Lines containing the word "Received" are the ones to copy from the records below.

(Extracted records)
----

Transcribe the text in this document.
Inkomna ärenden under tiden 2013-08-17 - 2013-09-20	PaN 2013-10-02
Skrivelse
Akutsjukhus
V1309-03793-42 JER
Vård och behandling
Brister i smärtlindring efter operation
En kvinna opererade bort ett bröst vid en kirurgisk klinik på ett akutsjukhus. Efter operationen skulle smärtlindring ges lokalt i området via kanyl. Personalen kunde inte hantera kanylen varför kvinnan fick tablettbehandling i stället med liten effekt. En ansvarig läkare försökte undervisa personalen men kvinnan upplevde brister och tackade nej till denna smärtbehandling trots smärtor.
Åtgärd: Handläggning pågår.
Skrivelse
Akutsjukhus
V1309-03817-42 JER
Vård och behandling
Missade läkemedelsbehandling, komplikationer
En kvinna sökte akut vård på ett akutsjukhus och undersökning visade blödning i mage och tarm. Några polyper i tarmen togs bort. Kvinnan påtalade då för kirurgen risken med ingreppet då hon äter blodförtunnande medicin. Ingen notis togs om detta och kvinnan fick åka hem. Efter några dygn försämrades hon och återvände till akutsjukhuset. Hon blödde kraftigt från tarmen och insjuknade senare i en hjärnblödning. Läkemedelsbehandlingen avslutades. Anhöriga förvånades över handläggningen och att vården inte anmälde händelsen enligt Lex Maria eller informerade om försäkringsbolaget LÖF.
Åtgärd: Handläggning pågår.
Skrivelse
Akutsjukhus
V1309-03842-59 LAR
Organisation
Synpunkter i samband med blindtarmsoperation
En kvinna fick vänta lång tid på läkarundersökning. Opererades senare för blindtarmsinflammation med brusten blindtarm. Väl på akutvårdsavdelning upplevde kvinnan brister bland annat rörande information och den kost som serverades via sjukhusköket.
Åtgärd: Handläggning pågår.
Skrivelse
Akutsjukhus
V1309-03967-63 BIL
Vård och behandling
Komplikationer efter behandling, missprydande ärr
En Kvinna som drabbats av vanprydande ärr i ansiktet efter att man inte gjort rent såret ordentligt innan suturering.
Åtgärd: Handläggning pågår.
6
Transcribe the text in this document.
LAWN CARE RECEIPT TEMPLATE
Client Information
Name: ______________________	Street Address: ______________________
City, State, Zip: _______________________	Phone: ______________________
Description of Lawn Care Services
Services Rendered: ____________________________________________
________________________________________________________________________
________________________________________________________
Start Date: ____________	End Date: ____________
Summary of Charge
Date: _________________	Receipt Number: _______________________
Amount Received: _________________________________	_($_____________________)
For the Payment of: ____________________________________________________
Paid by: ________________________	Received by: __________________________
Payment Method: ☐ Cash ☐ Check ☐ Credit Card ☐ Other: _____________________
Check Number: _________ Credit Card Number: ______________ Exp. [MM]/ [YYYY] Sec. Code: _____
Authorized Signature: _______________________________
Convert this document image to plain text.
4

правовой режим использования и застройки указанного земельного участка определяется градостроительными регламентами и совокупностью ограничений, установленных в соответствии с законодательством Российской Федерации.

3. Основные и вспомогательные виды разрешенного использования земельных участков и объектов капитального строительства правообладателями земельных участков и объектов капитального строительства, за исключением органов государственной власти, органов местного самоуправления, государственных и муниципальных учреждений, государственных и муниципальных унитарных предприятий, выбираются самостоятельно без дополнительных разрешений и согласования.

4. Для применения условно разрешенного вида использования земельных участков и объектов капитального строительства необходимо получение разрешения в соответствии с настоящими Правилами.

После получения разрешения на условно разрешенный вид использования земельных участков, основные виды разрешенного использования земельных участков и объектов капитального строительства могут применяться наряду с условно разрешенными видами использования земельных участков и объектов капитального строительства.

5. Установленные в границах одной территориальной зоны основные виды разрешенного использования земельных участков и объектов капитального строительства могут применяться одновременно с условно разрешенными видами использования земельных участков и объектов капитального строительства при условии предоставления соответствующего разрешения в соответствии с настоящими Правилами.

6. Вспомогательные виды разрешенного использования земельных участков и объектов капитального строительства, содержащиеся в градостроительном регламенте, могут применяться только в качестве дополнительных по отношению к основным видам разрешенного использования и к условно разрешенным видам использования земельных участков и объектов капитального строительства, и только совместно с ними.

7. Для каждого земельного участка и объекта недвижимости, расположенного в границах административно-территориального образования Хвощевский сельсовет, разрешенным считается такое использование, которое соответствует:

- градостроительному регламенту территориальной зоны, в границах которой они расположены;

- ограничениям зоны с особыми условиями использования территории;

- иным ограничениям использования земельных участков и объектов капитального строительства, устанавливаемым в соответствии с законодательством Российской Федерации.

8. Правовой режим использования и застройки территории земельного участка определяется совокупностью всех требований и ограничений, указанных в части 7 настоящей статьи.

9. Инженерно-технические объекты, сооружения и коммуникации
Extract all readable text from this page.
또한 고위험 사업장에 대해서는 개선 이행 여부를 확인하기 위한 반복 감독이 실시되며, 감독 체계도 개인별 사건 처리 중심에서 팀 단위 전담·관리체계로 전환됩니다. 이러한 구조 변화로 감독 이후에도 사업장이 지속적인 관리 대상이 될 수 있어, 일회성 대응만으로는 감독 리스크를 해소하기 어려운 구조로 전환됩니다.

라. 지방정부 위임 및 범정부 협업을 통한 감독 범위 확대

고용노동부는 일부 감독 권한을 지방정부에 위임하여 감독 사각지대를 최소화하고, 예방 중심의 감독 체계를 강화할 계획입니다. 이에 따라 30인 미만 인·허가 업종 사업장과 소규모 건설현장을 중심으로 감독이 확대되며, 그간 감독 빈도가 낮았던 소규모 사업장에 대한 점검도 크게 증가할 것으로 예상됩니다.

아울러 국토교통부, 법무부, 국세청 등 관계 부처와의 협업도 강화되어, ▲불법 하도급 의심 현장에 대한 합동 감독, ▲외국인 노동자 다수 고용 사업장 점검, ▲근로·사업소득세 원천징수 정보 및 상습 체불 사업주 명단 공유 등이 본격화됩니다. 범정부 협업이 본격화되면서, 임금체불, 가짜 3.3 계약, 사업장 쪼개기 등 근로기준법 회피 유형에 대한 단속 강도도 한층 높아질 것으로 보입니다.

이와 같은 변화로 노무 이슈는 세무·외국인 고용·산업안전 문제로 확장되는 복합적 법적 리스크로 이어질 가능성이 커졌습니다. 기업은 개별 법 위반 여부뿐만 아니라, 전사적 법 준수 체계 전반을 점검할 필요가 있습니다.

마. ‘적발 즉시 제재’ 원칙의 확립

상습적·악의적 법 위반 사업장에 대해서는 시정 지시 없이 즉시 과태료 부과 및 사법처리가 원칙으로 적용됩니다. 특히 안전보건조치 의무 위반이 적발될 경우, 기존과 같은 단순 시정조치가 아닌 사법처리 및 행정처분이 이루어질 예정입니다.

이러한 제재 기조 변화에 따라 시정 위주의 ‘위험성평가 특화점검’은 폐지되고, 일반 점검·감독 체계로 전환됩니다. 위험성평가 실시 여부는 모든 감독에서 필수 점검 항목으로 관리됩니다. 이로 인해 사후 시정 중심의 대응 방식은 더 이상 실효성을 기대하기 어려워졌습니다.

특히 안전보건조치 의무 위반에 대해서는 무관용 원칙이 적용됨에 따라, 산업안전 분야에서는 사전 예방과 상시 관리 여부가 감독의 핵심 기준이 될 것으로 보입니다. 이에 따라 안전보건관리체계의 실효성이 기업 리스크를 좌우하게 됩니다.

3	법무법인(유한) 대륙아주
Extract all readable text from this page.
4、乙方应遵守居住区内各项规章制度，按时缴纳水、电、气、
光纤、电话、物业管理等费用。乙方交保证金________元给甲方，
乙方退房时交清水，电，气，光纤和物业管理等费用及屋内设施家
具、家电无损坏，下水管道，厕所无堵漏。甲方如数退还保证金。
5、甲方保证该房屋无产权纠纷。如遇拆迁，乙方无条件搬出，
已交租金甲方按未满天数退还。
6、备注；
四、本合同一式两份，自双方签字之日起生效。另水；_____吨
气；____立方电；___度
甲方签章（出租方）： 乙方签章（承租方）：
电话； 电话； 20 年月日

----

Written answer:
Amount Received: _________________________________	_($_____________________)
Paid by: ________________________	Received by: __________________________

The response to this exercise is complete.